* **EXERCISE PROMPT**: Produce a verbatim transcription of the records below, beginning at the line containing "What text is on this page?" and ending at the final line; include only those lines.

* **GIVEN RECORDS**:
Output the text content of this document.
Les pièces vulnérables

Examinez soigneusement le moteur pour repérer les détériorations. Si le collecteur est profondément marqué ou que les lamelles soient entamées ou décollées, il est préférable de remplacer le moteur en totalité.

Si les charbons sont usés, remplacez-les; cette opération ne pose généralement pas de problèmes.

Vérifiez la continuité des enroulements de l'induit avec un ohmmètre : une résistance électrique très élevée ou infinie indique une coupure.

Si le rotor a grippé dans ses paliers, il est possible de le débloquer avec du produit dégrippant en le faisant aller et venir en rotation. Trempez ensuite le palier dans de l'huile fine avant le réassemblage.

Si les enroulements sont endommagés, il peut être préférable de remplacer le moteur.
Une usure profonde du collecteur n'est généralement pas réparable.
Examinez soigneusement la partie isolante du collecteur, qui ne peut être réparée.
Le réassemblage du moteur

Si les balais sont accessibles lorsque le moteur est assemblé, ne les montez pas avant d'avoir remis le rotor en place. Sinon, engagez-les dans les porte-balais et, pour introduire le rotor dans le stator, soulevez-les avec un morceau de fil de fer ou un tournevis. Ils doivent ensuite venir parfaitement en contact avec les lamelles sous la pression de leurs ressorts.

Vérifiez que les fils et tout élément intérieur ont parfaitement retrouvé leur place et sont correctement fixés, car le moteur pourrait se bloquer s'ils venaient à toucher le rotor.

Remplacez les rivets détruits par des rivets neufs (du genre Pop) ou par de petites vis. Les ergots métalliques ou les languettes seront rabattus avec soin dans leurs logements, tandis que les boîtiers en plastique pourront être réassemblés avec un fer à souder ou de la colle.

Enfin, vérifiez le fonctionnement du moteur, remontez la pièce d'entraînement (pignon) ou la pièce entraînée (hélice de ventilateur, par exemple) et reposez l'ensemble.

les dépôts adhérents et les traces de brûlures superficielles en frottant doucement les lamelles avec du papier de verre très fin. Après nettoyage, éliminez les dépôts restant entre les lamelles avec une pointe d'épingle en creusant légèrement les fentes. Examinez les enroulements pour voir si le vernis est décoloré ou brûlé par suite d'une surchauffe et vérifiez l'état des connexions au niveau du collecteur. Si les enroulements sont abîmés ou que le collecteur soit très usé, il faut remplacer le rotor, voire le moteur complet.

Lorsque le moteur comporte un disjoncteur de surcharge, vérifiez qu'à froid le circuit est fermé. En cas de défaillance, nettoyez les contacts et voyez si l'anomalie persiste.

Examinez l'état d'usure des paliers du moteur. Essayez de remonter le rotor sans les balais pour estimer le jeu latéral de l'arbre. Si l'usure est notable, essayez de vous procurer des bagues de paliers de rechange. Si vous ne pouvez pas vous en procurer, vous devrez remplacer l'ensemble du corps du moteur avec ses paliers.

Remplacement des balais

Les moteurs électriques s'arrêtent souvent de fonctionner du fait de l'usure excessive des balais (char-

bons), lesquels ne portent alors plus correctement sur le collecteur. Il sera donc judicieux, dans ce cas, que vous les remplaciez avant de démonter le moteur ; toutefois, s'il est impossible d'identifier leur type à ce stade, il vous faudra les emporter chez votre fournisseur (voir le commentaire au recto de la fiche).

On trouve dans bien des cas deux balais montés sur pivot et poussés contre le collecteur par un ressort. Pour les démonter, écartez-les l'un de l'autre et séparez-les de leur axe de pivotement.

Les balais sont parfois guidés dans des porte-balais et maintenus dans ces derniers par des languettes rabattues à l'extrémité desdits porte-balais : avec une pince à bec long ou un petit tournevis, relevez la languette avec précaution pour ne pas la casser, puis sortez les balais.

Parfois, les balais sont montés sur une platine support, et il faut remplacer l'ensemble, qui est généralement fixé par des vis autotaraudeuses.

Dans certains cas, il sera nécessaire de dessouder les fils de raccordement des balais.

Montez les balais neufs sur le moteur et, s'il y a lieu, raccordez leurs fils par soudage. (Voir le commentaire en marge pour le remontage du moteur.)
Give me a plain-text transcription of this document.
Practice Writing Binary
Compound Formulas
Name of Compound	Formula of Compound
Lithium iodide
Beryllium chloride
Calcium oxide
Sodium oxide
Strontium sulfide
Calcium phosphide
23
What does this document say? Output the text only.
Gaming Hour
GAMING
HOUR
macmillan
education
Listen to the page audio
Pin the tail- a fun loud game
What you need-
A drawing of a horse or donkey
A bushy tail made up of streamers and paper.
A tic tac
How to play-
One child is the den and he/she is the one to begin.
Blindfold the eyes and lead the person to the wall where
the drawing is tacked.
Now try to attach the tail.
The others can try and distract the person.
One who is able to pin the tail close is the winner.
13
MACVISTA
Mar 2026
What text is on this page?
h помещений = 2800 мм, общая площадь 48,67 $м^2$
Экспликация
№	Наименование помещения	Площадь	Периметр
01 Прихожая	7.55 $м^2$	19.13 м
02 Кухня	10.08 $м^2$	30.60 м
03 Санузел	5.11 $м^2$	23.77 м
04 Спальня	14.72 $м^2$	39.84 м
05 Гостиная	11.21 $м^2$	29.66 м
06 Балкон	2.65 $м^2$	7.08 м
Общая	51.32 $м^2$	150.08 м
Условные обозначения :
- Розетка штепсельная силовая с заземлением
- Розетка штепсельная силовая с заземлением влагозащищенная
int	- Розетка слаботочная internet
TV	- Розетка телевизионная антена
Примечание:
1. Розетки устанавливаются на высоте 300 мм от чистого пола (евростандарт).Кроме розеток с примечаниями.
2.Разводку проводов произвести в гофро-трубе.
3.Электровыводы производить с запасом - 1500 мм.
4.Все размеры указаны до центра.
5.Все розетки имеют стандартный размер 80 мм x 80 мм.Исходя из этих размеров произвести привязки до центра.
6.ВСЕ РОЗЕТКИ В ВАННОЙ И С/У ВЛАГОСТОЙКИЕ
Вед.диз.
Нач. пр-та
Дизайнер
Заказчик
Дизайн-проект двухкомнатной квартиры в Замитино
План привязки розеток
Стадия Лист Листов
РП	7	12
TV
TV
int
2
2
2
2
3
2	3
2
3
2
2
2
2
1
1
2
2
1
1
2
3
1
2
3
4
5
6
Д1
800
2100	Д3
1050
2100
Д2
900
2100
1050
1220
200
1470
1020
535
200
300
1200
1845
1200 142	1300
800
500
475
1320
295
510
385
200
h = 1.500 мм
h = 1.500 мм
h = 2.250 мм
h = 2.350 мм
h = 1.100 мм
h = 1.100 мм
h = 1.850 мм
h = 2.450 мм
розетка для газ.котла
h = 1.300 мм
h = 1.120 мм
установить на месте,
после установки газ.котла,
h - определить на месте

* **THE ANSWER**:
What text is on this page?
h помещений = 2800 мм, общая площадь 48,67 $м^2$
Экспликация
№	Наименование помещения	Площадь	Периметр
01 Прихожая	7.55 $м^2$	19.13 м
02 Кухня	10.08 $м^2$	30.60 м
03 Санузел	5.11 $м^2$	23.77 м
04 Спальня	14.72 $м^2$	39.84 м
05 Гостиная	11.21 $м^2$	29.66 м
06 Балкон	2.65 $м^2$	7.08 м
Общая	51.32 $м^2$	150.08 м
Условные обозначения :
- Розетка штепсельная силовая с заземлением
- Розетка штепсельная силовая с заземлением влагозащищенная
int	- Розетка слаботочная internet
TV	- Розетка телевизионная антена
Примечание:
1. Розетки устанавливаются на высоте 300 мм от чистого пола (евростандарт).Кроме розеток с примечаниями.
2.Разводку проводов произвести в гофро-трубе.
3.Электровыводы производить с запасом - 1500 мм.
4.Все размеры указаны до центра.
5.Все розетки имеют стандартный размер 80 мм x 80 мм.Исходя из этих размеров произвести привязки до центра.
6.ВСЕ РОЗЕТКИ В ВАННОЙ И С/У ВЛАГОСТОЙКИЕ
Вед.диз.
Нач. пр-та
Дизайнер
Заказчик
Дизайн-проект двухкомнатной квартиры в Замитино
План привязки розеток
Стадия Лист Листов
РП	7	12
TV
TV
int
2
2
2
2
3
2	3
2
3
2
2
2
2
1
1
2
2
1
1
2
3
1
2
3
4
5
6
Д1
800
2100	Д3
1050
2100
Д2
900
2100
1050
1220
200
1470
1020
535
200
300
1200
1845
1200 142	1300
800
500
475
1320
295
510
385
200
h = 1.500 мм
h = 1.500 мм
h = 2.250 мм
h = 2.350 мм
h = 1.100 мм
h = 1.100 мм
h = 1.850 мм
h = 2.450 мм
розетка для газ.котла
h = 1.300 мм
h = 1.120 мм
установить на месте,
после установки газ.котла,
h - определить на месте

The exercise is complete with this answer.